● Directions for this task
Copy each line below without leaving any out.

───── Supplied information ─────

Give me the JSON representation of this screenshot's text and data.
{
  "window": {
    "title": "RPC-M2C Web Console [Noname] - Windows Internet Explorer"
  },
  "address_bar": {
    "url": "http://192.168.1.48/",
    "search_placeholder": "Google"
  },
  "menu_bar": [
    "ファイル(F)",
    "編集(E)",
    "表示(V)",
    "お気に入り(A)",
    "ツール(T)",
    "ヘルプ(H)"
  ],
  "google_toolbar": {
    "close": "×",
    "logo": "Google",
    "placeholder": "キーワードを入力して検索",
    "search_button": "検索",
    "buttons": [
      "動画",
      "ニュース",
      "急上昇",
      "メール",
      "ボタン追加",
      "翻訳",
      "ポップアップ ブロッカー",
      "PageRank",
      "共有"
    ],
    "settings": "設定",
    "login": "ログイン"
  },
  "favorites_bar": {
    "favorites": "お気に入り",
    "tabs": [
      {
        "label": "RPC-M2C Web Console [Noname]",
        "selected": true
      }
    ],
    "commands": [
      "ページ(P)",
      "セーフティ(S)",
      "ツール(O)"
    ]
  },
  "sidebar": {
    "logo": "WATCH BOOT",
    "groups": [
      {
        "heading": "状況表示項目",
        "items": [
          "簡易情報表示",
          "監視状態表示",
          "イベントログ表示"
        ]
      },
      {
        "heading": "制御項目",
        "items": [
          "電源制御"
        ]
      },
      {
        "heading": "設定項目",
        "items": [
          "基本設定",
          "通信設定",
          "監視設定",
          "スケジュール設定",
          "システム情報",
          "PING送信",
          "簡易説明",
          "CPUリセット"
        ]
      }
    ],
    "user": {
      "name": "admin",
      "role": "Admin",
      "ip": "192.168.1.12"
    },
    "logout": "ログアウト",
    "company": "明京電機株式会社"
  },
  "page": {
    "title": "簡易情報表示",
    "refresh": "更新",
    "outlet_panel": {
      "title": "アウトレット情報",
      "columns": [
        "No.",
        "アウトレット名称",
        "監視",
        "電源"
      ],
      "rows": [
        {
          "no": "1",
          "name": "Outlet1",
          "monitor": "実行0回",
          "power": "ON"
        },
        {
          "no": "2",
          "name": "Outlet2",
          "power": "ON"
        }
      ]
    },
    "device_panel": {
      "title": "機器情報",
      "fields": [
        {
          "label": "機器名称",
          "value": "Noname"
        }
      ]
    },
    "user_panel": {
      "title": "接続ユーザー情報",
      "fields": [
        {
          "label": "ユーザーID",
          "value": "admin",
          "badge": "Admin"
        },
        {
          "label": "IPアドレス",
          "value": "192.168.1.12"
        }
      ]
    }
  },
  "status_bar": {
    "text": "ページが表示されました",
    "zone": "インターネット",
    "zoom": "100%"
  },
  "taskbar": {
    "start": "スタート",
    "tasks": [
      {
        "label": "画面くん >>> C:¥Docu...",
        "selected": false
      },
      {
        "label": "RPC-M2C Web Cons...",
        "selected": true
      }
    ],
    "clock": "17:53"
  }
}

─────

● Task response
Give me the JSON representation of this screenshot's text and data.
{
  "window": {
    "title": "RPC-M2C Web Console [Noname] - Windows Internet Explorer"
  },
  "address_bar": {
    "url": "http://192.168.1.48/",
    "search_placeholder": "Google"
  },
  "menu_bar": [
    "ファイル(F)",
    "編集(E)",
    "表示(V)",
    "お気に入り(A)",
    "ツール(T)",
    "ヘルプ(H)"
  ],
  "google_toolbar": {
    "close": "×",
    "logo": "Google",
    "placeholder": "キーワードを入力して検索",
    "search_button": "検索",
    "buttons": [
      "動画",
      "ニュース",
      "急上昇",
      "メール",
      "ボタン追加",
      "翻訳",
      "ポップアップ ブロッカー",
      "PageRank",
      "共有"
    ],
    "settings": "設定",
    "login": "ログイン"
  },
  "favorites_bar": {
    "favorites": "お気に入り",
    "tabs": [
      {
        "label": "RPC-M2C Web Console [Noname]",
        "selected": true
      }
    ],
    "commands": [
      "ページ(P)",
      "セーフティ(S)",
      "ツール(O)"
    ]
  },
  "sidebar": {
    "logo": "WATCH BOOT",
    "groups": [
      {
        "heading": "状況表示項目",
        "items": [
          "簡易情報表示",
          "監視状態表示",
          "イベントログ表示"
        ]
      },
      {
        "heading": "制御項目",
        "items": [
          "電源制御"
        ]
      },
      {
        "heading": "設定項目",
        "items": [
          "基本設定",
          "通信設定",
          "監視設定",
          "スケジュール設定",
          "システム情報",
          "PING送信",
          "簡易説明",
          "CPUリセット"
        ]
      }
    ],
    "user": {
      "name": "admin",
      "role": "Admin",
      "ip": "192.168.1.12"
    },
    "logout": "ログアウト",
    "company": "明京電機株式会社"
  },
  "page": {
    "title": "簡易情報表示",
    "refresh": "更新",
    "outlet_panel": {
      "title": "アウトレット情報",
      "columns": [
        "No.",
        "アウトレット名称",
        "監視",
        "電源"
      ],
      "rows": [
        {
          "no": "1",
          "name": "Outlet1",
          "monitor": "実行0回",
          "power": "ON"
        },
        {
          "no": "2",
          "name": "Outlet2",
          "power": "ON"
        }
      ]
    },
    "device_panel": {
      "title": "機器情報",
      "fields": [
        {
          "label": "機器名称",
          "value": "Noname"
        }
      ]
    },
    "user_panel": {
      "title": "接続ユーザー情報",
      "fields": [
        {
          "label": "ユーザーID",
          "value": "admin",
          "badge": "Admin"
        },
        {
          "label": "IPアドレス",
          "value": "192.168.1.12"
        }
      ]
    }
  },
  "status_bar": {
    "text": "ページが表示されました",
    "zone": "インターネット",
    "zoom": "100%"
  },
  "taskbar": {
    "start": "スタート",
    "tasks": [
      {
        "label": "画面くん >>> C:¥Docu...",
        "selected": false
      },
      {
        "label": "RPC-M2C Web Cons...",
        "selected": true
      }
    ],
    "clock": "17:53"
  }
}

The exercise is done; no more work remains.